— start Provided information —
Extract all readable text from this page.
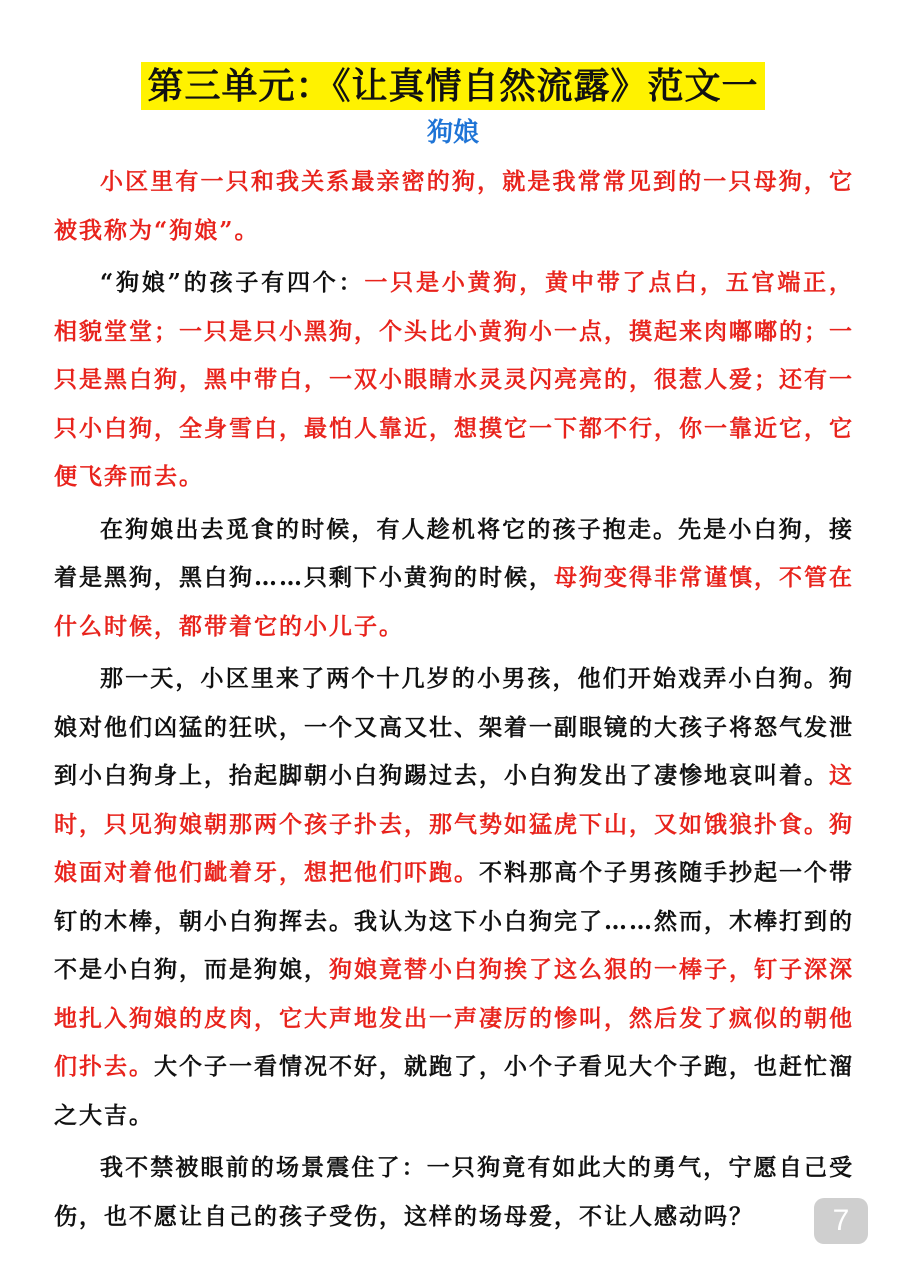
第三单元：《让真情自然流露》范文一
狗娘

小区里有一只和我关系最亲密的狗，就是我常常见到的一只母狗，它被我称为“狗娘”。

“狗娘”的孩子有四个：一只是小黄狗，黄中带了点白，五官端正，相貌堂堂；一只是只小黑狗，个头比小黄狗小一点，摸起来肉嘟嘟的；一只是黑白狗，黑中带白，一双小眼睛水灵灵闪亮亮的，很惹人爱；还有一只小白狗，全身雪白，最怕人靠近，想摸它一下都不行，你一靠近它，它便飞奔而去。

在狗娘出去觅食的时候，有人趁机将它的孩子抱走。先是小白狗，接着是黑狗，黑白狗……只剩下小黄狗的时候，母狗变得非常谨慎，不管在什么时候，都带着它的小儿子。

那一天，小区里来了两个十几岁的小男孩，他们开始戏弄小白狗。狗娘对他们凶猛的狂吠，一个又高又壮、架着一副眼镜的大孩子将怒气发泄到小白狗身上，抬起脚朝小白狗踢过去，小白狗发出了凄惨地哀叫着。这时，只见狗娘朝那两个孩子扑去，那气势如猛虎下山，又如饿狼扑食。狗娘面对着他们龇着牙，想把他们吓跑。不料那高个子男孩随手抄起一个带钉的木棒，朝小白狗挥去。我认为这下小白狗完了……然而，木棒打到的不是小白狗，而是狗娘，狗娘竟替小白狗挨了这么狠的一棒子，钉子深深地扎入狗娘的皮肉，它大声地发出一声凄厉的惨叫，然后发了疯似的朝他们扑去。大个子一看情况不好，就跑了，小个子看见大个子跑，也赶忙溜之大吉。

我不禁被眼前的场景震住了：一只狗竟有如此大的勇气，宁愿自己受伤，也不愿让自己的孩子受伤，这样的场母爱，不让人感动吗？	7
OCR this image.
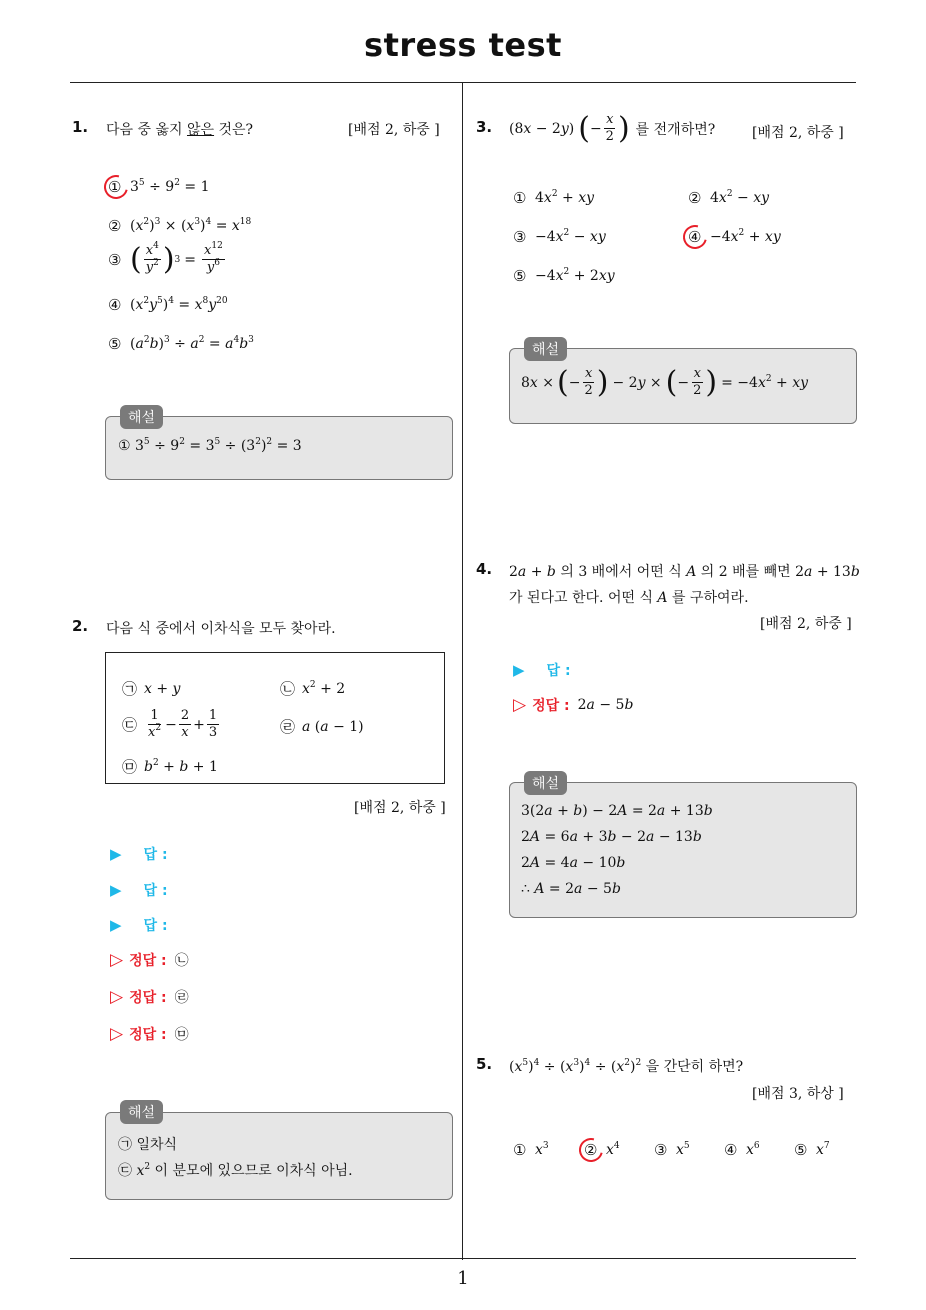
stress test
1
1. 다음 중 옳지 않은 것은?	[배점 2, 하중 ]
① $3^5 \div 9^2 = 1$
② $(x^2)^3 \times (x^3)^4 = x^{18}$
③ ( $\frac{x^4}{y^2}$ ) $3 = \frac{x^{12}}{y^6}$
④ $(x^2y^5)^4 = x^8y^{20}$
⑤ $(a^2b)^3 \div a^2 = a^4b^3$
해설
① $3^5 \div 9^2 = 3^5 \div (3^2)^2 = 3$
2. 다음 식 중에서 이차식을 모두 찾아라.
㉠ x + y	㉡ $x^2 + 2$
㉢ $\frac{1}{x^2} - \frac{2}{x} + \frac{1}{3}$	㉣ a (a − 1)
㉤ $b^2 + b + 1$
[배점 2, 하중 ]
▶ 답 :
▶ 답 :
▶ 답 :
▷ 정답 : ㉡
▷ 정답 : ㉣
▷ 정답 : ㉤
해설
㉠ 일차식
㉢ $x^2$ 이 분모에 있으므로 이차식 아님.
3. (8x − 2y) ( − $\frac{x}{2}$ ) 를 전개하면?	[배점 2, 하중 ]
① $4x^2$ + xy	② $4x^2$ − xy
③ $-4x^2$ − xy	④ $-4x^2$ + xy
⑤ $-4x^2 + 2xy$
해설
8x × ( − $\frac{x}{2}$ ) − 2y × ( − $\frac{x}{2}$ ) = $-4x^2$ + xy
4. 2a + b 의 3 배에서 어떤 식 A 의 2 배를 빼면 2a + 13b
가 된다고 한다. 어떤 식 A 를 구하여라.
[배점 2, 하중 ]
▶ 답 :
▷ 정답 : 2a − 5b
해설
3(2a + b) − 2A = 2a + 13b
2A = 6a + 3b − 2a − 13b
2A = 4a − 10b
∴ A = 2a − 5b
5. $(x^5)^4 \div (x^3)^4 \div (x^2)^2$ 을 간단히 하면?
[배점 3, 하상 ]
① $x^3$ ② $x^4$ ③ $x^5$ ④ $x^6$ ⑤ $x^7$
— end Provided information —
__Exercise requirements__.
From the data above, copy out every line with the string "this" in it.

__The result__.
Extract all readable text from this page.
OCR this image.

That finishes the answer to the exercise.